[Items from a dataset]
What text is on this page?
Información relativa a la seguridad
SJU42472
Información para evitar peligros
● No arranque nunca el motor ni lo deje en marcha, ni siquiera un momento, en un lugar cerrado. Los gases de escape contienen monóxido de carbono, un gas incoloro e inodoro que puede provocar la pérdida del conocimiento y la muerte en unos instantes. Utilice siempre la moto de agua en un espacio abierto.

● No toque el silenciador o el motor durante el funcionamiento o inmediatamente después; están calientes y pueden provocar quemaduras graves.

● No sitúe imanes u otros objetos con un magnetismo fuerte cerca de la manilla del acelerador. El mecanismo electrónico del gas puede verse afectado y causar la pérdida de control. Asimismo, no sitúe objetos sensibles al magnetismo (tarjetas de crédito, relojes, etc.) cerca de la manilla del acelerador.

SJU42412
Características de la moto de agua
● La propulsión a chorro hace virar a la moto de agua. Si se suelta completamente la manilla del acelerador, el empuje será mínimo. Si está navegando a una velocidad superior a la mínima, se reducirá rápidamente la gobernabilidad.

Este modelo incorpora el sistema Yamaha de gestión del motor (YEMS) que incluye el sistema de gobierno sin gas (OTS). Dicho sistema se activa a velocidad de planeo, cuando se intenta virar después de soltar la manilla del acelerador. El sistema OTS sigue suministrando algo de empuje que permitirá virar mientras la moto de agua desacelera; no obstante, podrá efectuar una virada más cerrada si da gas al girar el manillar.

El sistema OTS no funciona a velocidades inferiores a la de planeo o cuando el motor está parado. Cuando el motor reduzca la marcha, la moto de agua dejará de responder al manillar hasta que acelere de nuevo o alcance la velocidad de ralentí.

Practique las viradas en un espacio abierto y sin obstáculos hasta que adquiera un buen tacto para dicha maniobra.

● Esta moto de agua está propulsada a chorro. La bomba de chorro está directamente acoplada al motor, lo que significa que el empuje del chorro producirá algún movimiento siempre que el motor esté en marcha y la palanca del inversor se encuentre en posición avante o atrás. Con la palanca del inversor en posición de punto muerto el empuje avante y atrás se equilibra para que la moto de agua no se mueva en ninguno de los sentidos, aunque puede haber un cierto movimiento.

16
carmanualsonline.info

## WHAT YOU WILL DO
All of the data shown above must be copied exactly.

## WRITTEN ANSWER
What text is on this page?
Información relativa a la seguridad
SJU42472
Información para evitar peligros
● No arranque nunca el motor ni lo deje en marcha, ni siquiera un momento, en un lugar cerrado. Los gases de escape contienen monóxido de carbono, un gas incoloro e inodoro que puede provocar la pérdida del conocimiento y la muerte en unos instantes. Utilice siempre la moto de agua en un espacio abierto.

● No toque el silenciador o el motor durante el funcionamiento o inmediatamente después; están calientes y pueden provocar quemaduras graves.

● No sitúe imanes u otros objetos con un magnetismo fuerte cerca de la manilla del acelerador. El mecanismo electrónico del gas puede verse afectado y causar la pérdida de control. Asimismo, no sitúe objetos sensibles al magnetismo (tarjetas de crédito, relojes, etc.) cerca de la manilla del acelerador.

SJU42412
Características de la moto de agua
● La propulsión a chorro hace virar a la moto de agua. Si se suelta completamente la manilla del acelerador, el empuje será mínimo. Si está navegando a una velocidad superior a la mínima, se reducirá rápidamente la gobernabilidad.

Este modelo incorpora el sistema Yamaha de gestión del motor (YEMS) que incluye el sistema de gobierno sin gas (OTS). Dicho sistema se activa a velocidad de planeo, cuando se intenta virar después de soltar la manilla del acelerador. El sistema OTS sigue suministrando algo de empuje que permitirá virar mientras la moto de agua desacelera; no obstante, podrá efectuar una virada más cerrada si da gas al girar el manillar.

El sistema OTS no funciona a velocidades inferiores a la de planeo o cuando el motor está parado. Cuando el motor reduzca la marcha, la moto de agua dejará de responder al manillar hasta que acelere de nuevo o alcance la velocidad de ralentí.

Practique las viradas en un espacio abierto y sin obstáculos hasta que adquiera un buen tacto para dicha maniobra.

● Esta moto de agua está propulsada a chorro. La bomba de chorro está directamente acoplada al motor, lo que significa que el empuje del chorro producirá algún movimiento siempre que el motor esté en marcha y la palanca del inversor se encuentre en posición avante o atrás. Con la palanca del inversor en posición de punto muerto el empuje avante y atrás se equilibra para que la moto de agua no se mueva en ninguno de los sentidos, aunque puede haber un cierto movimiento.

16
carmanualsonline.info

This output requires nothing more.